=== GIVEN EXERCISE ===
Copy the data below exactly.

═══ RECORDS FOR THIS EXERCISE

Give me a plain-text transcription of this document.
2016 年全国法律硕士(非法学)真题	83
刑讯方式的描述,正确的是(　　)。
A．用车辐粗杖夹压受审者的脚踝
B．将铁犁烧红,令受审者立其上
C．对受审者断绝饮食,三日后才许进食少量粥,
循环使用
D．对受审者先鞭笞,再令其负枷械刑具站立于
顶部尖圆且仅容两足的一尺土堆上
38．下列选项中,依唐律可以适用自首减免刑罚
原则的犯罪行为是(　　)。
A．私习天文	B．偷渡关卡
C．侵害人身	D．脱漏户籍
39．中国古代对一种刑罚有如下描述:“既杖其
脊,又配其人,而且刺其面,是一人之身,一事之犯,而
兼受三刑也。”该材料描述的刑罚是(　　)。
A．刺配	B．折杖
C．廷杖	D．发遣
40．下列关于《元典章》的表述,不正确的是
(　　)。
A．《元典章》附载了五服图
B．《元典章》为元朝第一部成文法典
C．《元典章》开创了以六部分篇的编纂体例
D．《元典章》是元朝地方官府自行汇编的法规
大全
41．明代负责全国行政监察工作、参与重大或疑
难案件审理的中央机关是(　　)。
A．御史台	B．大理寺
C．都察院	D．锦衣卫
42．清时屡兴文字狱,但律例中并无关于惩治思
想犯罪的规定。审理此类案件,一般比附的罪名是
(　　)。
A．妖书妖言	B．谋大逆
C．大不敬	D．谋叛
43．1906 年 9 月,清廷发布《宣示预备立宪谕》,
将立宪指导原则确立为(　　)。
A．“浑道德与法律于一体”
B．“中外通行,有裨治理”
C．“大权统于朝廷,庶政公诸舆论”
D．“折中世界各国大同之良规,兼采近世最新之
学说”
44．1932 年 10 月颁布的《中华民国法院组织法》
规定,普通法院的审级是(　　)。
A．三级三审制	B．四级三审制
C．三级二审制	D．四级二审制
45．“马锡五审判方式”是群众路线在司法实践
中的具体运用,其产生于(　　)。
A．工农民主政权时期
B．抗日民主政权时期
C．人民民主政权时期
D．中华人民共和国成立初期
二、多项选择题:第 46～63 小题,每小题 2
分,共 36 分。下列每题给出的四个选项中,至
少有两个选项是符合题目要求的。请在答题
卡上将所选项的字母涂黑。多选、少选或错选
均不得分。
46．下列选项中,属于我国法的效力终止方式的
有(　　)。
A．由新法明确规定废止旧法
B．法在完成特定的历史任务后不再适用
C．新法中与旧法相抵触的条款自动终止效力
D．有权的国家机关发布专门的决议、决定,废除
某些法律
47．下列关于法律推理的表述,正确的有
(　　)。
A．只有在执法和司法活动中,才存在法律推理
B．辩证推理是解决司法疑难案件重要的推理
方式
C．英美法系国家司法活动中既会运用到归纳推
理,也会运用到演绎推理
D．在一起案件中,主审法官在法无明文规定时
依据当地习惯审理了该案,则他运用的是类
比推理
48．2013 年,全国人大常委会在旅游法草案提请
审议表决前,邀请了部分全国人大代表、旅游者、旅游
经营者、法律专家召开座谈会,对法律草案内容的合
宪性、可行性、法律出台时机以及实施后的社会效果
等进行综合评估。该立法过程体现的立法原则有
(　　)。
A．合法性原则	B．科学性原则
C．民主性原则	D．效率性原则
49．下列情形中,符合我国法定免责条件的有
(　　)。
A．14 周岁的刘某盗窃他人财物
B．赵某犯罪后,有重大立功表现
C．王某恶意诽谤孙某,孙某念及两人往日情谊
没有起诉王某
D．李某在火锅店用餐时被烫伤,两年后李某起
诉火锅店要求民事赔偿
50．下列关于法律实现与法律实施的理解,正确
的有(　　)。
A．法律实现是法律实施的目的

══════

=== REPLY TO THE TASK ===
Give me a plain-text transcription of this document.
2016 年全国法律硕士(非法学)真题	83
刑讯方式的描述,正确的是(　　)。
A．用车辐粗杖夹压受审者的脚踝
B．将铁犁烧红,令受审者立其上
C．对受审者断绝饮食,三日后才许进食少量粥,
循环使用
D．对受审者先鞭笞,再令其负枷械刑具站立于
顶部尖圆且仅容两足的一尺土堆上
38．下列选项中,依唐律可以适用自首减免刑罚
原则的犯罪行为是(　　)。
A．私习天文	B．偷渡关卡
C．侵害人身	D．脱漏户籍
39．中国古代对一种刑罚有如下描述:“既杖其
脊,又配其人,而且刺其面,是一人之身,一事之犯,而
兼受三刑也。”该材料描述的刑罚是(　　)。
A．刺配	B．折杖
C．廷杖	D．发遣
40．下列关于《元典章》的表述,不正确的是
(　　)。
A．《元典章》附载了五服图
B．《元典章》为元朝第一部成文法典
C．《元典章》开创了以六部分篇的编纂体例
D．《元典章》是元朝地方官府自行汇编的法规
大全
41．明代负责全国行政监察工作、参与重大或疑
难案件审理的中央机关是(　　)。
A．御史台	B．大理寺
C．都察院	D．锦衣卫
42．清时屡兴文字狱,但律例中并无关于惩治思
想犯罪的规定。审理此类案件,一般比附的罪名是
(　　)。
A．妖书妖言	B．谋大逆
C．大不敬	D．谋叛
43．1906 年 9 月,清廷发布《宣示预备立宪谕》,
将立宪指导原则确立为(　　)。
A．“浑道德与法律于一体”
B．“中外通行,有裨治理”
C．“大权统于朝廷,庶政公诸舆论”
D．“折中世界各国大同之良规,兼采近世最新之
学说”
44．1932 年 10 月颁布的《中华民国法院组织法》
规定,普通法院的审级是(　　)。
A．三级三审制	B．四级三审制
C．三级二审制	D．四级二审制
45．“马锡五审判方式”是群众路线在司法实践
中的具体运用,其产生于(　　)。
A．工农民主政权时期
B．抗日民主政权时期
C．人民民主政权时期
D．中华人民共和国成立初期
二、多项选择题:第 46～63 小题,每小题 2
分,共 36 分。下列每题给出的四个选项中,至
少有两个选项是符合题目要求的。请在答题
卡上将所选项的字母涂黑。多选、少选或错选
均不得分。
46．下列选项中,属于我国法的效力终止方式的
有(　　)。
A．由新法明确规定废止旧法
B．法在完成特定的历史任务后不再适用
C．新法中与旧法相抵触的条款自动终止效力
D．有权的国家机关发布专门的决议、决定,废除
某些法律
47．下列关于法律推理的表述,正确的有
(　　)。
A．只有在执法和司法活动中,才存在法律推理
B．辩证推理是解决司法疑难案件重要的推理
方式
C．英美法系国家司法活动中既会运用到归纳推
理,也会运用到演绎推理
D．在一起案件中,主审法官在法无明文规定时
依据当地习惯审理了该案,则他运用的是类
比推理
48．2013 年,全国人大常委会在旅游法草案提请
审议表决前,邀请了部分全国人大代表、旅游者、旅游
经营者、法律专家召开座谈会,对法律草案内容的合
宪性、可行性、法律出台时机以及实施后的社会效果
等进行综合评估。该立法过程体现的立法原则有
(　　)。
A．合法性原则	B．科学性原则
C．民主性原则	D．效率性原则
49．下列情形中,符合我国法定免责条件的有
(　　)。
A．14 周岁的刘某盗窃他人财物
B．赵某犯罪后,有重大立功表现
C．王某恶意诽谤孙某,孙某念及两人往日情谊
没有起诉王某
D．李某在火锅店用餐时被烫伤,两年后李某起
诉火锅店要求民事赔偿
50．下列关于法律实现与法律实施的理解,正确
的有(　　)。
A．法律实现是法律实施的目的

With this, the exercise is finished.